- 必須の課題:
1. 次の(a)〜(c)のそれぞれがPico★Picoの紹介文の内容と合っているかを「はい」か「いいえ」で答え、決め手となる紹介文の語句をそのまま引用してください。
(a) ゲームプレイヤー・コミックス版は全4話で終わった。
(b) メガはクラスでまだ魔法をうまく使えない。
(c) 作中の予言の書は黄金のフロッピーである。
2. Pico★Picoの紹介文の最後の一文の後を引き取って、続きを書いてください。

- 出典:
# # # #

「Pico★Pico」(ピコピコ)とは、衛藤ヒロユキによる短編ギャグ漫画作品である。
みのり書房発行のゲームプレイヤー・コミックス(休刊)と、エニックス(現スクウェア・エニックス)の発行していた月刊少年ギャグ王(休刊)の2種類があり、舞台や世界設定はほぼ同一だが、タイトルが微妙に異なるほか、登場人物や作品内時代も異なる。
正式タイトルは「FANTASY CPU Pico★Pico」。「魔法陣グルグル」がドラゴンクエストの世界観を世襲したギャグ漫画だったのに対比させて、こちらはタイトルをどことなくFFっぽくした・・・のかどうかは定かでない。
世界設定は2008年、テイジー星グルグル区 RPG小学校でのお話。1000年に一度「光」が生まれ、その影として「闇」が生まれる。闇は唯一無二の存在「魔王」となって世界平和を脅かす存在となるのに対し、光は「光の子たち」として、千年ごとの元年生まれの全ての人間のうち誰なのか分からず、しかも4人集まってはじめて一つの力を発揮するという。1000年前の戦いでは光が勝利したとのことだが、その1000年後、やはり魔物が世界中に広がりつつあった・・・
そこでRPG小学校では、校長が光の年元年生まれの小学生2年全員を、こっそり霊波スキャナなどで観察していた。その結果、どうやら力の繋がりがあるとされたのが、弐年参組の生徒「メガ」「ピコ」「ナノ」「ミリ」の4人。担任の先生は校長の依頼により、魔王退治のパーティとして、クラス全員に「好きな子同士で4人までのパーティを作ってくださ~い」と、まるで遠足のノリでメンバー編成。しかし裏では「メガ」に残り3人の面倒を見るようこっそり根回しするのであった。
クラスの中では一番魔法が上手い少年「メガ」は、魔王退治の冒険に勇者として選ばれ内心ワクワクしていたのが、クラスで未だに魔法がちゃんと使えない女の子3人「ピコ」「ナノ」「ミリ」のお守り役に任命されてしまい、げんなり。かくして、遠足とイマイチ区別も付いていない状態での壮大な旅が幕を開けた―――
―のだが、ゲームプレイヤー・コミックスの休刊により全4話で終了。一応はファンブック「魔法陣グルグルランド」(絶版)の方に3話までは収録されたのだが、第4話は実質上、幻の最終話と化している。
剣や魔法を学校で習う設定、「4人パーティで1人の魔王を退治」など、RPG的世界観を下敷きにした魔法陣グルグルと非常に近しいファンタジー設定で、連載時期も被っているだけに絵柄は魔法陣グルグル第1巻の頃とほぼ同じである。最大の違いは作者衛藤ヒロユキが趣味の1つ「電子の世界」を押し出している点。そのためパーティ全員の名前が単位だったり、メガの武器が「デジタルソード」だったり、予言の書が黄金のフロッピーだったりと、今となっては時代を感じさせられるデジタル観が特徴。作者曰く「SF版グルグル」だそうである。
本人談でもPico★Pico読者からの感想でも、見ているとそこはかとなく「ウゴウゴルーガ」を思い出させる、という。

# # # #

- 資料の抜粋:
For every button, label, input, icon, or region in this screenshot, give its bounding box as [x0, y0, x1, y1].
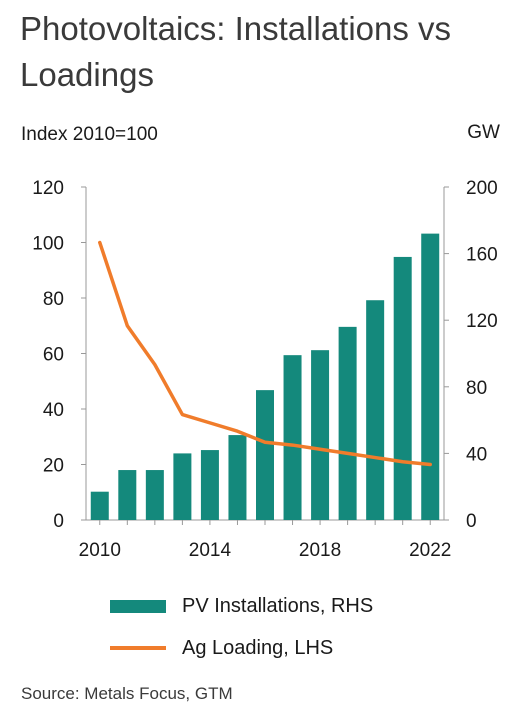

# # # #

- 解答:
1.
(a) はい。「ゲームプレイヤー・コミックスの休刊により全4話で終了。」
(b) いいえ。「クラスの中では一番魔法が上手い少年「メガ」」
(c) はい。「予言の書が黄金のフロッピーだったり」

2.
こちらのタイトルは「Pico★Pico」のみ。3006年のテイジー星 RPG小学校でのお話。前作の約1000年後の時代であり、前作の登場人物「ピコ」が遠いご先祖様として奉られているシーンが作中にある。やはり1000年に一度の「光と闇の生まれし年」なのだが、端数が8と6で微妙に違うとおり、今作では入学したて・小学1年生のクラスが「光の子」候補である。
「光の子」候補は、「電導寺(でんどうじ)メガ」「セクタノヒメ桃儀(ももぎ)」「利直原(りすくばら)ナノ」「愛椎(あいしい)ミリ」「男一代(おとこ いちだい)」の全部で5人。
・・・・・・って、あれ、1人多くね? 光の子は全部で4人のはず。 というか明らかに約一名浮いてね!?
クラス別では「メガ、ももぎ、ナノ、男一代」の4人が1年バナナ組、「ミリ」のみが1年アップル組。なぜ今回は5人が候補として選ばれてしまったのか? 本当は選ばれてないのは誰なのか? そして5人目の選ばれた意味はあるのか?――
こっちの作品は幸い(終盤駆け足だが)、完結して無事単行本も出ている。悪の魔王もちゃんと最後に登場、名を「デル」といい、ウィルスプログラムとバグを操って世界というプログラムそのものを壊そうと企む。連載が途中で1度中断したことがあり、10話の後の11話がダイジェスト的なまとめ話になっていることからも、2話の間の当時の時間差が伺える。
中断が入ったその間にまた衛藤自身のテクノ熱に火が付いたのか、11話以降は古代呪文が刻まれているのがレコードだわ、そのレコード呪文を再生するため主人公メガが魔法使いという名のDJに転職するわ、それを授けた光の教団の名前が"テクノ教"で地下結社はどう見ても怪しいクラブハウスだわで、個人的趣味全開・やりたい放題である。
絵柄は魔法陣グルグルの3~4巻の頃のそれと一致する。
また、巻末に読みきり作品「てくのこ★きゅんきゅん」も収録。
電子界の天使、略して「電子」の見習い身分である「てくのこ」で、人間界でのイタズラ大好きな電気の子・きゅんきゅんが、新作ゲームの開発データを戯れに消滅させた罰として人間界で人助けをしてくるよう命じられる―というお話。
いずれの作品も休刊した雑誌の絶版作品につき、入手はそれなりに面倒・・・かもしれない。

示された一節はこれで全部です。